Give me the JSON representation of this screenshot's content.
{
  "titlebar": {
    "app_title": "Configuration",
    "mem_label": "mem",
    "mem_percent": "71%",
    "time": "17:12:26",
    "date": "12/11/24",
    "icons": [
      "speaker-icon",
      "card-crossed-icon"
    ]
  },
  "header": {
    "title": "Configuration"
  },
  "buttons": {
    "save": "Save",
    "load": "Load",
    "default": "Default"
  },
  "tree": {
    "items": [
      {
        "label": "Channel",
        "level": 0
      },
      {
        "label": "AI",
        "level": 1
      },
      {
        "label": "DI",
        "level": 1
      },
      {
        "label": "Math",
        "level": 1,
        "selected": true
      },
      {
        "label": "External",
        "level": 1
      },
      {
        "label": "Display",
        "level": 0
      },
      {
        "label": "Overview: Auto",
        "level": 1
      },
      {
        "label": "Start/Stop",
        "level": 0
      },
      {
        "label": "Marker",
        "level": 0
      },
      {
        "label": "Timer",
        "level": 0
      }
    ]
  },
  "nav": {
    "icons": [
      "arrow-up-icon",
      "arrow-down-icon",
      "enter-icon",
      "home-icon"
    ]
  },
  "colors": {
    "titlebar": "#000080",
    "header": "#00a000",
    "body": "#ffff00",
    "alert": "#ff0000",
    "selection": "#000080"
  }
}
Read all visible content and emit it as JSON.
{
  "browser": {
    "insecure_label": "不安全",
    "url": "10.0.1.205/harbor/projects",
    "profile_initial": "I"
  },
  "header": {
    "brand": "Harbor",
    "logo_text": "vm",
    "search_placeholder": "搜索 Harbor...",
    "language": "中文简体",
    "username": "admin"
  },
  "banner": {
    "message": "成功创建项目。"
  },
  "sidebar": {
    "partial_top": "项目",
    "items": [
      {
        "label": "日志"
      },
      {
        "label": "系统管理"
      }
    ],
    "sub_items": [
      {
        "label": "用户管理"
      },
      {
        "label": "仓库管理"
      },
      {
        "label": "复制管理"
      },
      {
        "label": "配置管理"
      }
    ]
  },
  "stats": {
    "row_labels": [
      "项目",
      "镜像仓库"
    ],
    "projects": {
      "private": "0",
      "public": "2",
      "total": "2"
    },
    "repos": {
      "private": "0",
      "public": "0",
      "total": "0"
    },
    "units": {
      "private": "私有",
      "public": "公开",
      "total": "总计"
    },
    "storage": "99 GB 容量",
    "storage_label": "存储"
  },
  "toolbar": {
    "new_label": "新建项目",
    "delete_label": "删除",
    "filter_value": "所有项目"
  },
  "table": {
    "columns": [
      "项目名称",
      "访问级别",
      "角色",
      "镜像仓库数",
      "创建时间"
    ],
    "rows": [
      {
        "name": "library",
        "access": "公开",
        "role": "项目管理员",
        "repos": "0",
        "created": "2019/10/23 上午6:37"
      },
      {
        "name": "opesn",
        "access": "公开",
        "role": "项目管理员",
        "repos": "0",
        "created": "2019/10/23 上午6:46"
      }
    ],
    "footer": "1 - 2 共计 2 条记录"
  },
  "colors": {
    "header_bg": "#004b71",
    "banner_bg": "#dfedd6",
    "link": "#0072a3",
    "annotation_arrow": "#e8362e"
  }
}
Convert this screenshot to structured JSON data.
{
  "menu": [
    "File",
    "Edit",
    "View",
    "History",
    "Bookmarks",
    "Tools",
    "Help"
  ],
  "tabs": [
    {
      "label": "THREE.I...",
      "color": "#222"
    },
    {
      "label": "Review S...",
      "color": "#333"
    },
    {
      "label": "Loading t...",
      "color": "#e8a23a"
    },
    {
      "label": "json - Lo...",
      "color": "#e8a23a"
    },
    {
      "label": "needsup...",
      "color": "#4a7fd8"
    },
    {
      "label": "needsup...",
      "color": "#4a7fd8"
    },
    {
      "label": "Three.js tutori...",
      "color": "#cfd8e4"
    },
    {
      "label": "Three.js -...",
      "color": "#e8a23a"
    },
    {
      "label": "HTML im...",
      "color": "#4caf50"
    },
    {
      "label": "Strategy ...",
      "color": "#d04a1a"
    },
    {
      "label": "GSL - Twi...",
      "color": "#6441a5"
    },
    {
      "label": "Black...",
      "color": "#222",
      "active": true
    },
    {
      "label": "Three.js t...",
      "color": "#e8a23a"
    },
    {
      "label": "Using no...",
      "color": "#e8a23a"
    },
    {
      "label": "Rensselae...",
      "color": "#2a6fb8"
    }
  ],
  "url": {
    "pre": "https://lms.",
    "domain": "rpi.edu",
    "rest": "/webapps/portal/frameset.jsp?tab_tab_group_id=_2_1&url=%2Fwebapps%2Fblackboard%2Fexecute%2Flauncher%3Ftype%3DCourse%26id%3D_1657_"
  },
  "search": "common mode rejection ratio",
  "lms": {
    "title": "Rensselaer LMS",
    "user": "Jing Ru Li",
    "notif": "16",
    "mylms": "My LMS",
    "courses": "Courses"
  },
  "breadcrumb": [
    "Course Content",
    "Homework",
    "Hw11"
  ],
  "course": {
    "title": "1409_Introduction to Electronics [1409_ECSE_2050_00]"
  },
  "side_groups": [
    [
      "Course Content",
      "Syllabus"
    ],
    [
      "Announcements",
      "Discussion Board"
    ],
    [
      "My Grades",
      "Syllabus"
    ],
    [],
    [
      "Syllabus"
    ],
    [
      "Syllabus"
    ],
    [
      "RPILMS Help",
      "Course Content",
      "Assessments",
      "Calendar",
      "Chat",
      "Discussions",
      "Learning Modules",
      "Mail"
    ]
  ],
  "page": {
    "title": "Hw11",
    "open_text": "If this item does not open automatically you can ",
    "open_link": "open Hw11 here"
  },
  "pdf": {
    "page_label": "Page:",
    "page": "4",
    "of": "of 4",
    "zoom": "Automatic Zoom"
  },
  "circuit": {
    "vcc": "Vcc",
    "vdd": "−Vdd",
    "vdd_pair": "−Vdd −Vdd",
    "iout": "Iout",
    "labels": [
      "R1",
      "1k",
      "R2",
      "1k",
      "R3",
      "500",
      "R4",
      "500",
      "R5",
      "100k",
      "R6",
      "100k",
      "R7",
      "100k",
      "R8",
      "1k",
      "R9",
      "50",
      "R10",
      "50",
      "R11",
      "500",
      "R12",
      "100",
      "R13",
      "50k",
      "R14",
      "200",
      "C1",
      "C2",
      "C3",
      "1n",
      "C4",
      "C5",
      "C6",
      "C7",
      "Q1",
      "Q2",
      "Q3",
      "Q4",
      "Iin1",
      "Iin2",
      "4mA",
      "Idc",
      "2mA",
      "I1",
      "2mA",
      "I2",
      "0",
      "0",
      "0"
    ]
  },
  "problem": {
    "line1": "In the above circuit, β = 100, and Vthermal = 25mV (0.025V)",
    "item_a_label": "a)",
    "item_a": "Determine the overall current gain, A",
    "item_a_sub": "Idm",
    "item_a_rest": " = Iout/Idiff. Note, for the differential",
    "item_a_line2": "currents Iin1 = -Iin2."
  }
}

> _What to do_: In the entries above, find every line with the word "screenshot" and list it.

> _Solution for this task_:
Give me the JSON representation of this screenshot's content.
Convert this screenshot to structured JSON data.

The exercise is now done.